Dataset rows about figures
+++

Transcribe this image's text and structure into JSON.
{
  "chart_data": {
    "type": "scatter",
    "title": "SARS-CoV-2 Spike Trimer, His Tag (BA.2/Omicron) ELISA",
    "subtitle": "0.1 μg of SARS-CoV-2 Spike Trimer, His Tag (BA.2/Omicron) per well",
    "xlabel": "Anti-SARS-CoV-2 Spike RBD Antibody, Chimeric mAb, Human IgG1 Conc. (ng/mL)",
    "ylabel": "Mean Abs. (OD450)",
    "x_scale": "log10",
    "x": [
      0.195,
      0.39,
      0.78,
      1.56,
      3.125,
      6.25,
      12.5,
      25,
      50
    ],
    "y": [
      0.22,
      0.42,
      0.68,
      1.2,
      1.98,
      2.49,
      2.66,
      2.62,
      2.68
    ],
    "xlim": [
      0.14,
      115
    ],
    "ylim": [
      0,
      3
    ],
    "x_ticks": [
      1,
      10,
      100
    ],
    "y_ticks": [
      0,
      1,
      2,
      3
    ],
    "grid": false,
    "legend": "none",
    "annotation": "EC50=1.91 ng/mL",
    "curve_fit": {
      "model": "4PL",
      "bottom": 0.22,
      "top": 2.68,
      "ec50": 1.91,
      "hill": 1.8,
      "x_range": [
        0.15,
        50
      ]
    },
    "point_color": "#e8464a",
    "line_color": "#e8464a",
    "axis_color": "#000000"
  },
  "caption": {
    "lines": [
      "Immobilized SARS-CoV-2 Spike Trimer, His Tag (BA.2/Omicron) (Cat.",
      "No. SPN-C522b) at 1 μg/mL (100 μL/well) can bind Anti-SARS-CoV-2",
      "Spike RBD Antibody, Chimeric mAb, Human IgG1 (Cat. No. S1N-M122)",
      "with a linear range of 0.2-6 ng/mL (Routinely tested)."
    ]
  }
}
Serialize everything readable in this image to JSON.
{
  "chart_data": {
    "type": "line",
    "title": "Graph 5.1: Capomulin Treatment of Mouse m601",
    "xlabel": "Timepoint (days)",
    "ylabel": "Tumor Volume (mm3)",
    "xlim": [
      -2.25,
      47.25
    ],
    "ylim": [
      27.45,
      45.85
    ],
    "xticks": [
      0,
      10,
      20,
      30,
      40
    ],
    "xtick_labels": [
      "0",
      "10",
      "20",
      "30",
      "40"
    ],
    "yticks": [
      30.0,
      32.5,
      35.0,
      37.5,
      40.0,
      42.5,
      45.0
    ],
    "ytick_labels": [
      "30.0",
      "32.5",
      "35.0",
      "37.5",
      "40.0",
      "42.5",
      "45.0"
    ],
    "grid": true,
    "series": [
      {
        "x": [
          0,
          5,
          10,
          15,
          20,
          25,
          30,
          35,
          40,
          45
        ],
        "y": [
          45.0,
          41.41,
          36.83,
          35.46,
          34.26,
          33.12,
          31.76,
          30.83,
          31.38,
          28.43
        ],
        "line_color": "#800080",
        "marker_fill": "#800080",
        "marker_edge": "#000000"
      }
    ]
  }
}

+++

YOUR GOAL: Precisely as given, transcribe all of the entries above.

COMPLETED EXERCISE:
Transcribe this image's text and structure into JSON.
{
  "chart_data": {
    "type": "scatter",
    "title": "SARS-CoV-2 Spike Trimer, His Tag (BA.2/Omicron) ELISA",
    "subtitle": "0.1 μg of SARS-CoV-2 Spike Trimer, His Tag (BA.2/Omicron) per well",
    "xlabel": "Anti-SARS-CoV-2 Spike RBD Antibody, Chimeric mAb, Human IgG1 Conc. (ng/mL)",
    "ylabel": "Mean Abs. (OD450)",
    "x_scale": "log10",
    "x": [
      0.195,
      0.39,
      0.78,
      1.56,
      3.125,
      6.25,
      12.5,
      25,
      50
    ],
    "y": [
      0.22,
      0.42,
      0.68,
      1.2,
      1.98,
      2.49,
      2.66,
      2.62,
      2.68
    ],
    "xlim": [
      0.14,
      115
    ],
    "ylim": [
      0,
      3
    ],
    "x_ticks": [
      1,
      10,
      100
    ],
    "y_ticks": [
      0,
      1,
      2,
      3
    ],
    "grid": false,
    "legend": "none",
    "annotation": "EC50=1.91 ng/mL",
    "curve_fit": {
      "model": "4PL",
      "bottom": 0.22,
      "top": 2.68,
      "ec50": 1.91,
      "hill": 1.8,
      "x_range": [
        0.15,
        50
      ]
    },
    "point_color": "#e8464a",
    "line_color": "#e8464a",
    "axis_color": "#000000"
  },
  "caption": {
    "lines": [
      "Immobilized SARS-CoV-2 Spike Trimer, His Tag (BA.2/Omicron) (Cat.",
      "No. SPN-C522b) at 1 μg/mL (100 μL/well) can bind Anti-SARS-CoV-2",
      "Spike RBD Antibody, Chimeric mAb, Human IgG1 (Cat. No. S1N-M122)",
      "with a linear range of 0.2-6 ng/mL (Routinely tested)."
    ]
  }
}
Serialize everything readable in this image to JSON.
{
  "chart_data": {
    "type": "line",
    "title": "Graph 5.1: Capomulin Treatment of Mouse m601",
    "xlabel": "Timepoint (days)",
    "ylabel": "Tumor Volume (mm3)",
    "xlim": [
      -2.25,
      47.25
    ],
    "ylim": [
      27.45,
      45.85
    ],
    "xticks": [
      0,
      10,
      20,
      30,
      40
    ],
    "xtick_labels": [
      "0",
      "10",
      "20",
      "30",
      "40"
    ],
    "yticks": [
      30.0,
      32.5,
      35.0,
      37.5,
      40.0,
      42.5,
      45.0
    ],
    "ytick_labels": [
      "30.0",
      "32.5",
      "35.0",
      "37.5",
      "40.0",
      "42.5",
      "45.0"
    ],
    "grid": true,
    "series": [
      {
        "x": [
          0,
          5,
          10,
          15,
          20,
          25,
          30,
          35,
          40,
          45
        ],
        "y": [
          45.0,
          41.41,
          36.83,
          35.46,
          34.26,
          33.12,
          31.76,
          30.83,
          31.38,
          28.43
        ],
        "line_color": "#800080",
        "marker_fill": "#800080",
        "marker_edge": "#000000"
      }
    ]
  }
}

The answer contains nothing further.